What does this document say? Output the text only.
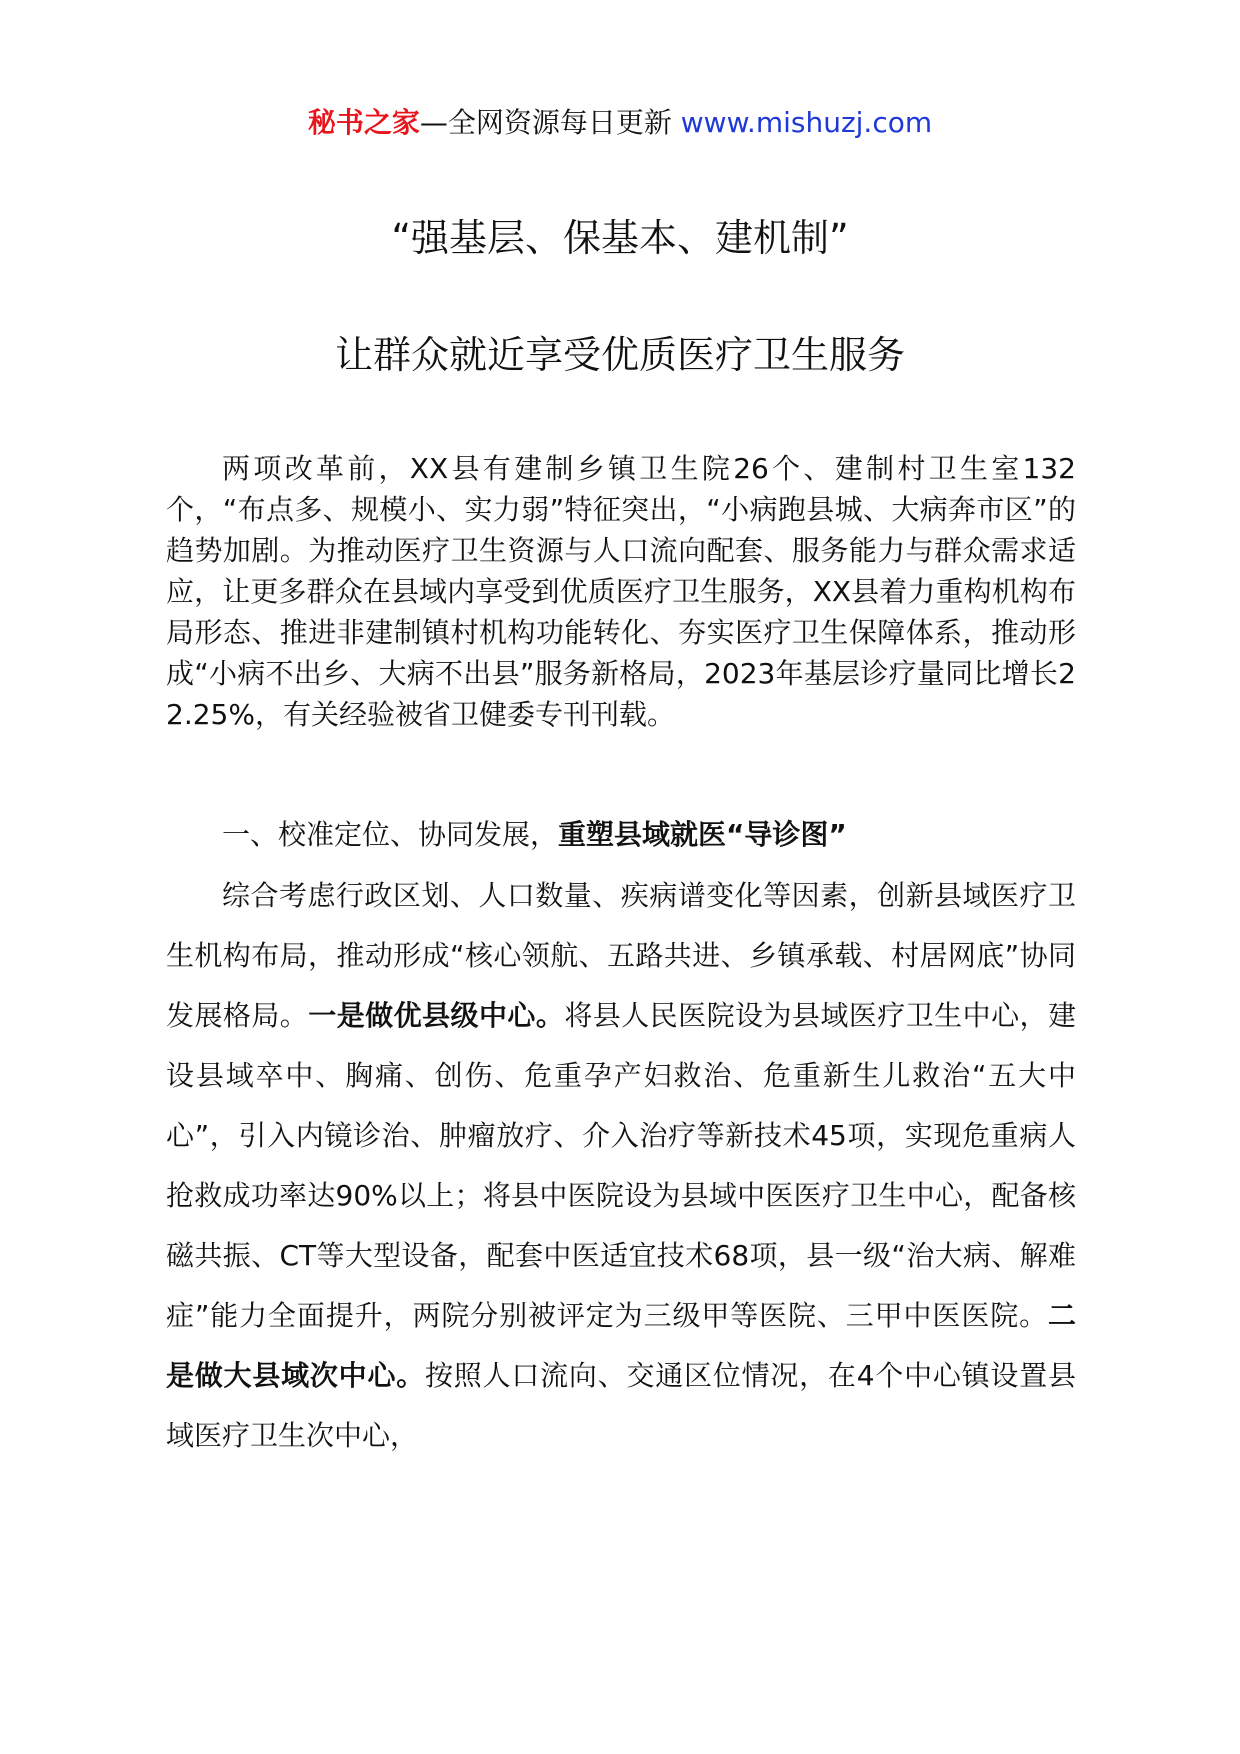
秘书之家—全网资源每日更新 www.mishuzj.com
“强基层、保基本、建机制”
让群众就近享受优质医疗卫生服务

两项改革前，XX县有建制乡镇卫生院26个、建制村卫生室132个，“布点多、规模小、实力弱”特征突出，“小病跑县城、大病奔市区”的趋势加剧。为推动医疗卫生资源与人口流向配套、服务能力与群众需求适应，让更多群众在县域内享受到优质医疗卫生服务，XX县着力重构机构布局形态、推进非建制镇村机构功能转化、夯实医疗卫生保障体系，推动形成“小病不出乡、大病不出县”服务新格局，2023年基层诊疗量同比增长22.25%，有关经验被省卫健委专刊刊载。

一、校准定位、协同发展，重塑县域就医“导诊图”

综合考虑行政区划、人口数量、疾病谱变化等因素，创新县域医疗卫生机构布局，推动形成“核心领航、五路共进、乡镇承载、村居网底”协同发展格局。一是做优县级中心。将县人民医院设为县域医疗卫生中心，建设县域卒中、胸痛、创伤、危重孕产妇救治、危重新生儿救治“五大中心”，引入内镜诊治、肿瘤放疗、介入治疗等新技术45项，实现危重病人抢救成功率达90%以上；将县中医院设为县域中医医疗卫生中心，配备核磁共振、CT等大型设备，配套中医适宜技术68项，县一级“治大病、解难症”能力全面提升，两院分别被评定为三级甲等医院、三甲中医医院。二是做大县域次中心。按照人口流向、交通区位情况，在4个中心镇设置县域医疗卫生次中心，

__What you need to do__: Without the pictures, retype the whole of the material above exactly.

__Task result__:
What does this document say? Output the text only.
秘书之家—全网资源每日更新 www.mishuzj.com
“强基层、保基本、建机制”
让群众就近享受优质医疗卫生服务

两项改革前，XX县有建制乡镇卫生院26个、建制村卫生室132个，“布点多、规模小、实力弱”特征突出，“小病跑县城、大病奔市区”的趋势加剧。为推动医疗卫生资源与人口流向配套、服务能力与群众需求适应，让更多群众在县域内享受到优质医疗卫生服务，XX县着力重构机构布局形态、推进非建制镇村机构功能转化、夯实医疗卫生保障体系，推动形成“小病不出乡、大病不出县”服务新格局，2023年基层诊疗量同比增长22.25%，有关经验被省卫健委专刊刊载。

一、校准定位、协同发展，重塑县域就医“导诊图”

综合考虑行政区划、人口数量、疾病谱变化等因素，创新县域医疗卫生机构布局，推动形成“核心领航、五路共进、乡镇承载、村居网底”协同发展格局。一是做优县级中心。将县人民医院设为县域医疗卫生中心，建设县域卒中、胸痛、创伤、危重孕产妇救治、危重新生儿救治“五大中心”，引入内镜诊治、肿瘤放疗、介入治疗等新技术45项，实现危重病人抢救成功率达90%以上；将县中医院设为县域中医医疗卫生中心，配备核磁共振、CT等大型设备，配套中医适宜技术68项，县一级“治大病、解难症”能力全面提升，两院分别被评定为三级甲等医院、三甲中医医院。二是做大县域次中心。按照人口流向、交通区位情况，在4个中心镇设置县域医疗卫生次中心，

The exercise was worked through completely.